» **Exercise task**
Write out each line exactly as it stands, please.

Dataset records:
******************************

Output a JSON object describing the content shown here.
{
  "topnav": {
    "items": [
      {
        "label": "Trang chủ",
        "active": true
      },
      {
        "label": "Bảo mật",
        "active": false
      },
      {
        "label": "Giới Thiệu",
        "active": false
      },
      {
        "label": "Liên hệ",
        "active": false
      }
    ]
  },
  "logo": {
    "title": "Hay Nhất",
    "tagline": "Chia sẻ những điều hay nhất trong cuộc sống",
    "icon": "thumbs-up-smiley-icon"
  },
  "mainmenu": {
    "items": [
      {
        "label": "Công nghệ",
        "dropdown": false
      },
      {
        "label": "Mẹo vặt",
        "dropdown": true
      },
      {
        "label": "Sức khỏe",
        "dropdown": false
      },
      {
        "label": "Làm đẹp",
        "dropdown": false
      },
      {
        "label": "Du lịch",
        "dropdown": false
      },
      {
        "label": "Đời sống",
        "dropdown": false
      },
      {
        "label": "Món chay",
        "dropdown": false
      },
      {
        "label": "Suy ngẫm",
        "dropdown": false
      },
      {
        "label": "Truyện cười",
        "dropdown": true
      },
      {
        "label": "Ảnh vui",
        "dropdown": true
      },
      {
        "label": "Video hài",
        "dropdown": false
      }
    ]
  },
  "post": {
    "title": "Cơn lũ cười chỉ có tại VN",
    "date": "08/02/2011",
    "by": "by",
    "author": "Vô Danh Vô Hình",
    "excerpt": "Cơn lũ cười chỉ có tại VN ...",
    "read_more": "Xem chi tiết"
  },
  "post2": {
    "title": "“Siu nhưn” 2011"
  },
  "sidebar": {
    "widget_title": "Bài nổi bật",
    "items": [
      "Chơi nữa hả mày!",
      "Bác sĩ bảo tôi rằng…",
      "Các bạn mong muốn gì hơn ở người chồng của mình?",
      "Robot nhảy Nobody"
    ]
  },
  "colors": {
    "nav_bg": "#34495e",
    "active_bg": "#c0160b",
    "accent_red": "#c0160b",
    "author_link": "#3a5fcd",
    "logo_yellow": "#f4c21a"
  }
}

******************************

» **Reply to the task**
Output a JSON object describing the content shown here.
{
  "topnav": {
    "items": [
      {
        "label": "Trang chủ",
        "active": true
      },
      {
        "label": "Bảo mật",
        "active": false
      },
      {
        "label": "Giới Thiệu",
        "active": false
      },
      {
        "label": "Liên hệ",
        "active": false
      }
    ]
  },
  "logo": {
    "title": "Hay Nhất",
    "tagline": "Chia sẻ những điều hay nhất trong cuộc sống",
    "icon": "thumbs-up-smiley-icon"
  },
  "mainmenu": {
    "items": [
      {
        "label": "Công nghệ",
        "dropdown": false
      },
      {
        "label": "Mẹo vặt",
        "dropdown": true
      },
      {
        "label": "Sức khỏe",
        "dropdown": false
      },
      {
        "label": "Làm đẹp",
        "dropdown": false
      },
      {
        "label": "Du lịch",
        "dropdown": false
      },
      {
        "label": "Đời sống",
        "dropdown": false
      },
      {
        "label": "Món chay",
        "dropdown": false
      },
      {
        "label": "Suy ngẫm",
        "dropdown": false
      },
      {
        "label": "Truyện cười",
        "dropdown": true
      },
      {
        "label": "Ảnh vui",
        "dropdown": true
      },
      {
        "label": "Video hài",
        "dropdown": false
      }
    ]
  },
  "post": {
    "title": "Cơn lũ cười chỉ có tại VN",
    "date": "08/02/2011",
    "by": "by",
    "author": "Vô Danh Vô Hình",
    "excerpt": "Cơn lũ cười chỉ có tại VN ...",
    "read_more": "Xem chi tiết"
  },
  "post2": {
    "title": "“Siu nhưn” 2011"
  },
  "sidebar": {
    "widget_title": "Bài nổi bật",
    "items": [
      "Chơi nữa hả mày!",
      "Bác sĩ bảo tôi rằng…",
      "Các bạn mong muốn gì hơn ở người chồng của mình?",
      "Robot nhảy Nobody"
    ]
  },
  "colors": {
    "nav_bg": "#34495e",
    "active_bg": "#c0160b",
    "accent_red": "#c0160b",
    "author_link": "#3a5fcd",
    "logo_yellow": "#f4c21a"
  }
}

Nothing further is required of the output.